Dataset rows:
☆ ☆ ☆
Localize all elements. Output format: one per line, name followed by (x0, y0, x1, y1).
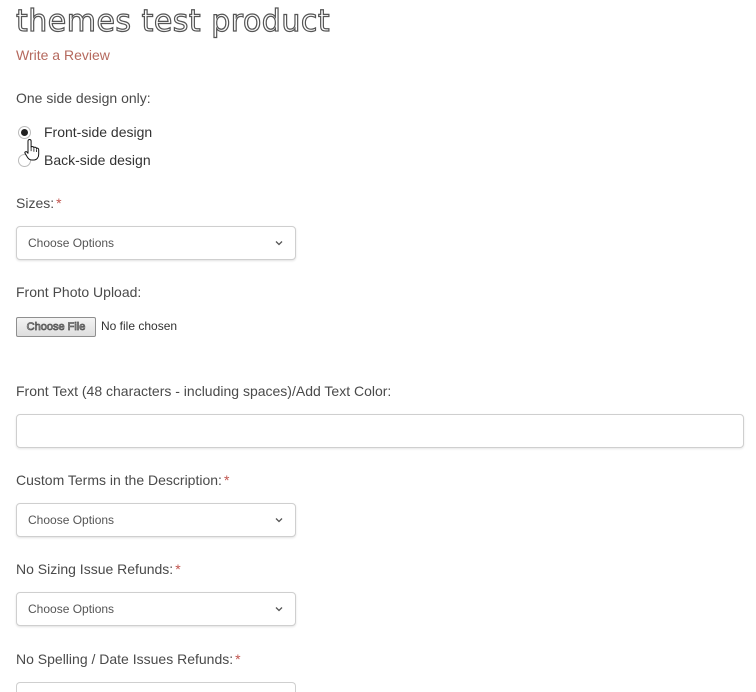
choose-file-button[interactable]: Choose File (16, 317, 96, 337)
chevron-down-icon (275, 607, 283, 612)
sizes-select[interactable]: Choose Options (16, 226, 296, 260)
sizing-refunds-select[interactable]: Choose Options (16, 592, 296, 626)
radio-front-label: Front-side design (44, 124, 153, 140)
required-mark: * (175, 561, 181, 577)
sizes-select-value: Choose Options (28, 236, 115, 250)
custom-terms-select[interactable]: Choose Options (16, 503, 296, 537)
custom-terms-select-value: Choose Options (28, 513, 115, 527)
sizes-label: Sizes: * (16, 195, 62, 211)
front-text-input[interactable] (16, 414, 744, 448)
write-review-link[interactable]: Write a Review (16, 47, 110, 63)
required-mark: * (56, 195, 62, 211)
design-option-label: One side design only: (16, 90, 151, 106)
radio-back-label: Back-side design (44, 152, 151, 168)
required-mark: * (223, 472, 230, 488)
product-title: themes test product (15, 3, 331, 39)
hand-pointer-icon (24, 139, 40, 161)
sizing-refunds-select-value: Choose Options (28, 602, 115, 616)
file-status-text: No file chosen (101, 319, 178, 333)
custom-terms-label: Custom Terms in the Description: * (16, 472, 230, 488)
chevron-down-icon (275, 241, 283, 246)
front-photo-label: Front Photo Upload: (16, 284, 142, 300)
front-text-label: Front Text (48 characters - including sp… (16, 383, 392, 399)
required-mark: * (235, 651, 241, 667)
spelling-refunds-label: No Spelling / Date Issues Refunds: * (16, 651, 241, 667)
spelling-refunds-select[interactable] (16, 682, 296, 692)
sizing-refunds-label: No Sizing Issue Refunds: * (16, 561, 181, 577)
chevron-down-icon (275, 518, 283, 523)
radio-front-side[interactable] (18, 125, 31, 139)
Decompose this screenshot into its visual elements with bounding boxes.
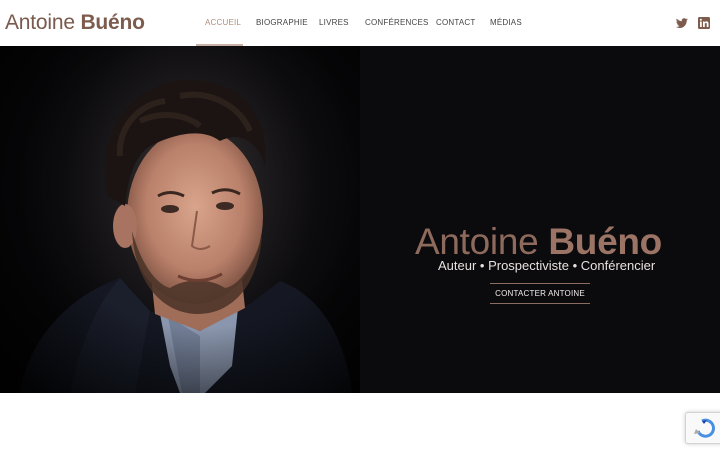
twitter-glyph <box>675 18 688 28</box>
nav-livres[interactable]: LIVRES <box>319 18 349 28</box>
portrait-illustration <box>0 46 360 393</box>
site-logo[interactable]: Antoine Buéno <box>5 10 145 36</box>
hero-tagline: Auteur • Prospectiviste • Conférencier <box>438 258 656 273</box>
contact-antoine-button[interactable]: CONTACTER ANTOINE <box>490 283 590 304</box>
author-portrait <box>0 46 360 393</box>
site-header: Antoine Buéno ACCUEIL BIOGRAPHIE LIVRES … <box>0 0 720 46</box>
hero-section: Antoine Buéno Auteur • Prospectiviste • … <box>0 46 720 393</box>
nav-medias[interactable]: MÉDIAS <box>490 18 522 28</box>
hero-title-text: Antoine Buéno <box>415 222 662 262</box>
recaptcha-icon <box>694 418 715 438</box>
linkedin-icon[interactable] <box>698 16 710 29</box>
nav-accueil[interactable]: ACCUEIL <box>205 18 241 28</box>
twitter-icon[interactable] <box>675 16 688 28</box>
logo-first-name: Antoine <box>5 11 75 34</box>
nav-conferences[interactable]: CONFÉRENCES <box>365 18 429 28</box>
hero-first-name: Antoine <box>415 221 539 262</box>
hero-last-name: Buéno <box>548 221 662 262</box>
recaptcha-badge[interactable] <box>685 412 720 444</box>
linkedin-glyph <box>698 17 710 29</box>
logo-last-name: Buéno <box>80 11 145 34</box>
nav-contact[interactable]: CONTACT <box>436 18 475 28</box>
nav-biographie[interactable]: BIOGRAPHIE <box>256 18 308 28</box>
hero-title: Antoine Buéno <box>0 222 720 262</box>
☆ ☆ ☆
■ **OBJECTIVE**
Can you reproduce every line of the listing above without any changes, leaving out the pictures?

■ **EXERCISE RESPONSE**
Localize all elements. Output format: one per line, name followed by (x0, y0, x1, y1).
choose-file-button[interactable]: Choose File (16, 317, 96, 337)
chevron-down-icon (275, 607, 283, 612)
sizes-select[interactable]: Choose Options (16, 226, 296, 260)
sizing-refunds-select[interactable]: Choose Options (16, 592, 296, 626)
radio-front-label: Front-side design (44, 124, 153, 140)
required-mark: * (175, 561, 181, 577)
sizes-select-value: Choose Options (28, 236, 115, 250)
custom-terms-select[interactable]: Choose Options (16, 503, 296, 537)
custom-terms-select-value: Choose Options (28, 513, 115, 527)
sizes-label: Sizes: * (16, 195, 62, 211)
front-text-input[interactable] (16, 414, 744, 448)
write-review-link[interactable]: Write a Review (16, 47, 110, 63)
required-mark: * (56, 195, 62, 211)
design-option-label: One side design only: (16, 90, 151, 106)
radio-back-label: Back-side design (44, 152, 151, 168)
required-mark: * (223, 472, 230, 488)
product-title: themes test product (15, 3, 331, 39)
hand-pointer-icon (24, 139, 40, 161)
sizing-refunds-select-value: Choose Options (28, 602, 115, 616)
file-status-text: No file chosen (101, 319, 178, 333)
custom-terms-label: Custom Terms in the Description: * (16, 472, 230, 488)
chevron-down-icon (275, 241, 283, 246)
front-photo-label: Front Photo Upload: (16, 284, 142, 300)
front-text-label: Front Text (48 characters - including sp… (16, 383, 392, 399)
required-mark: * (235, 651, 241, 667)
spelling-refunds-label: No Spelling / Date Issues Refunds: * (16, 651, 241, 667)
spelling-refunds-select[interactable] (16, 682, 296, 692)
sizing-refunds-label: No Sizing Issue Refunds: * (16, 561, 181, 577)
chevron-down-icon (275, 518, 283, 523)
radio-front-side[interactable] (18, 125, 31, 139)
Decompose this screenshot into its visual elements with bounding boxes.
twitter-glyph <box>675 18 688 28</box>
nav-livres[interactable]: LIVRES <box>319 18 349 28</box>
portrait-illustration <box>0 46 360 393</box>
site-logo[interactable]: Antoine Buéno <box>5 10 145 36</box>
hero-tagline: Auteur • Prospectiviste • Conférencier <box>438 258 656 273</box>
contact-antoine-button[interactable]: CONTACTER ANTOINE <box>490 283 590 304</box>
author-portrait <box>0 46 360 393</box>
site-header: Antoine Buéno ACCUEIL BIOGRAPHIE LIVRES … <box>0 0 720 46</box>
hero-section: Antoine Buéno Auteur • Prospectiviste • … <box>0 46 720 393</box>
nav-medias[interactable]: MÉDIAS <box>490 18 522 28</box>
hero-title-text: Antoine Buéno <box>415 222 662 262</box>
recaptcha-icon <box>694 418 715 438</box>
linkedin-icon[interactable] <box>698 16 710 29</box>
nav-accueil[interactable]: ACCUEIL <box>205 18 241 28</box>
twitter-icon[interactable] <box>675 16 688 28</box>
logo-first-name: Antoine <box>5 11 75 34</box>
nav-conferences[interactable]: CONFÉRENCES <box>365 18 429 28</box>
hero-first-name: Antoine <box>415 221 539 262</box>
hero-last-name: Buéno <box>548 221 662 262</box>
recaptcha-badge[interactable] <box>685 412 720 444</box>
linkedin-glyph <box>698 17 710 29</box>
logo-last-name: Buéno <box>80 11 145 34</box>
nav-contact[interactable]: CONTACT <box>436 18 475 28</box>
nav-biographie[interactable]: BIOGRAPHIE <box>256 18 308 28</box>
hero-title: Antoine Buéno <box>0 222 720 262</box>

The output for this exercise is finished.